Extracted records:
<<<<

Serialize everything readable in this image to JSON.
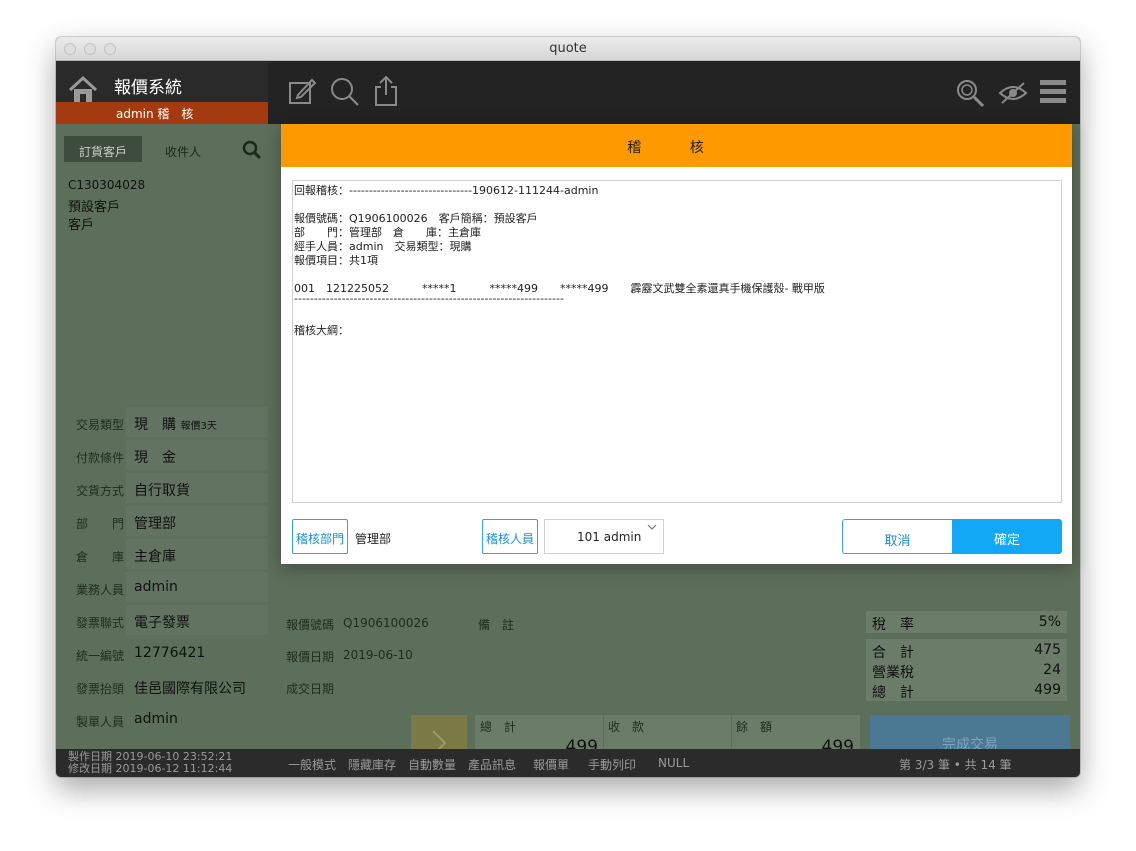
{
  "window": {
    "title": "quote"
  },
  "header": {
    "app_title": "報價系統",
    "user_line": "admin 稽　核"
  },
  "sidebar": {
    "tabs": [
      {
        "label": "訂貨客戶"
      },
      {
        "label": "收件人"
      }
    ],
    "customer": {
      "code": "C130304028",
      "name": "預設客戶",
      "type": "客戶"
    },
    "fields": [
      {
        "label": "交易類型",
        "value": "現　購",
        "note": "報價3天"
      },
      {
        "label": "付款條件",
        "value": "現　金"
      },
      {
        "label": "交貨方式",
        "value": "自行取貨"
      },
      {
        "label": "部　　門",
        "value": "管理部"
      },
      {
        "label": "倉　　庫",
        "value": "主倉庫"
      },
      {
        "label": "業務人員",
        "value": "admin"
      },
      {
        "label": "發票聯式",
        "value": "電子發票"
      },
      {
        "label": "統一編號",
        "value": "12776421"
      },
      {
        "label": "發票抬頭",
        "value": "佳邑國際有限公司"
      },
      {
        "label": "製單人員",
        "value": "admin"
      }
    ]
  },
  "main": {
    "quote_no_label": "報價號碼",
    "quote_no": "Q1906100026",
    "remark_label": "備　註",
    "quote_date_label": "報價日期",
    "quote_date": "2019-06-10",
    "deal_date_label": "成交日期",
    "tax_label": "稅　率",
    "tax_value": "5%",
    "subtotal_label": "合　計",
    "subtotal": "475",
    "vat_label": "營業稅",
    "vat": "24",
    "total_label": "總　計",
    "total": "499",
    "bottom_total_label": "總　計",
    "bottom_total": "499",
    "received_label": "收　款",
    "balance_label": "餘　額",
    "balance": "499",
    "complete_label": "完成交易"
  },
  "status": {
    "created": "製作日期  2019-06-10  23:52:21",
    "modified": "修改日期  2019-06-12  11:12:44",
    "menu": [
      "一般模式",
      "隱藏庫存",
      "自動數量",
      "產品訊息",
      "報價單",
      "手動列印",
      "NULL"
    ],
    "record": "第 3/3 筆 • 共 14 筆"
  },
  "modal": {
    "title": "稽 核",
    "report_lines": [
      "回報稽核：-------------------------------190612-111244-admin",
      "",
      "報價號碼：Q1906100026　客戶簡稱：預設客戶",
      "部　　門：管理部　倉　　庫：主倉庫",
      "經手人員：admin　交易類型：現購",
      "報價項目：共1項",
      "",
      "001　121225052　　　*****1　　　*****499　　*****499　　霹靂文武雙全素還真手機保護殼- 戰甲版",
      "--------------------------------------------------------------------",
      "",
      "",
      "稽核大綱："
    ],
    "dept_button": "稽核部門",
    "dept_value": "管理部",
    "staff_button": "稽核人員",
    "staff_value": "101 admin",
    "cancel": "取消",
    "confirm": "確定"
  }
}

>>>>

AIM OF THE TASK: Skip every picture and transcribe the data above exactly.

EXERCISE OUTPUT:
Serialize everything readable in this image to JSON.
{
  "window": {
    "title": "quote"
  },
  "header": {
    "app_title": "報價系統",
    "user_line": "admin 稽　核"
  },
  "sidebar": {
    "tabs": [
      {
        "label": "訂貨客戶"
      },
      {
        "label": "收件人"
      }
    ],
    "customer": {
      "code": "C130304028",
      "name": "預設客戶",
      "type": "客戶"
    },
    "fields": [
      {
        "label": "交易類型",
        "value": "現　購",
        "note": "報價3天"
      },
      {
        "label": "付款條件",
        "value": "現　金"
      },
      {
        "label": "交貨方式",
        "value": "自行取貨"
      },
      {
        "label": "部　　門",
        "value": "管理部"
      },
      {
        "label": "倉　　庫",
        "value": "主倉庫"
      },
      {
        "label": "業務人員",
        "value": "admin"
      },
      {
        "label": "發票聯式",
        "value": "電子發票"
      },
      {
        "label": "統一編號",
        "value": "12776421"
      },
      {
        "label": "發票抬頭",
        "value": "佳邑國際有限公司"
      },
      {
        "label": "製單人員",
        "value": "admin"
      }
    ]
  },
  "main": {
    "quote_no_label": "報價號碼",
    "quote_no": "Q1906100026",
    "remark_label": "備　註",
    "quote_date_label": "報價日期",
    "quote_date": "2019-06-10",
    "deal_date_label": "成交日期",
    "tax_label": "稅　率",
    "tax_value": "5%",
    "subtotal_label": "合　計",
    "subtotal": "475",
    "vat_label": "營業稅",
    "vat": "24",
    "total_label": "總　計",
    "total": "499",
    "bottom_total_label": "總　計",
    "bottom_total": "499",
    "received_label": "收　款",
    "balance_label": "餘　額",
    "balance": "499",
    "complete_label": "完成交易"
  },
  "status": {
    "created": "製作日期  2019-06-10  23:52:21",
    "modified": "修改日期  2019-06-12  11:12:44",
    "menu": [
      "一般模式",
      "隱藏庫存",
      "自動數量",
      "產品訊息",
      "報價單",
      "手動列印",
      "NULL"
    ],
    "record": "第 3/3 筆 • 共 14 筆"
  },
  "modal": {
    "title": "稽 核",
    "report_lines": [
      "回報稽核：-------------------------------190612-111244-admin",
      "",
      "報價號碼：Q1906100026　客戶簡稱：預設客戶",
      "部　　門：管理部　倉　　庫：主倉庫",
      "經手人員：admin　交易類型：現購",
      "報價項目：共1項",
      "",
      "001　121225052　　　*****1　　　*****499　　*****499　　霹靂文武雙全素還真手機保護殼- 戰甲版",
      "--------------------------------------------------------------------",
      "",
      "",
      "稽核大綱："
    ],
    "dept_button": "稽核部門",
    "dept_value": "管理部",
    "staff_button": "稽核人員",
    "staff_value": "101 admin",
    "cancel": "取消",
    "confirm": "確定"
  }
}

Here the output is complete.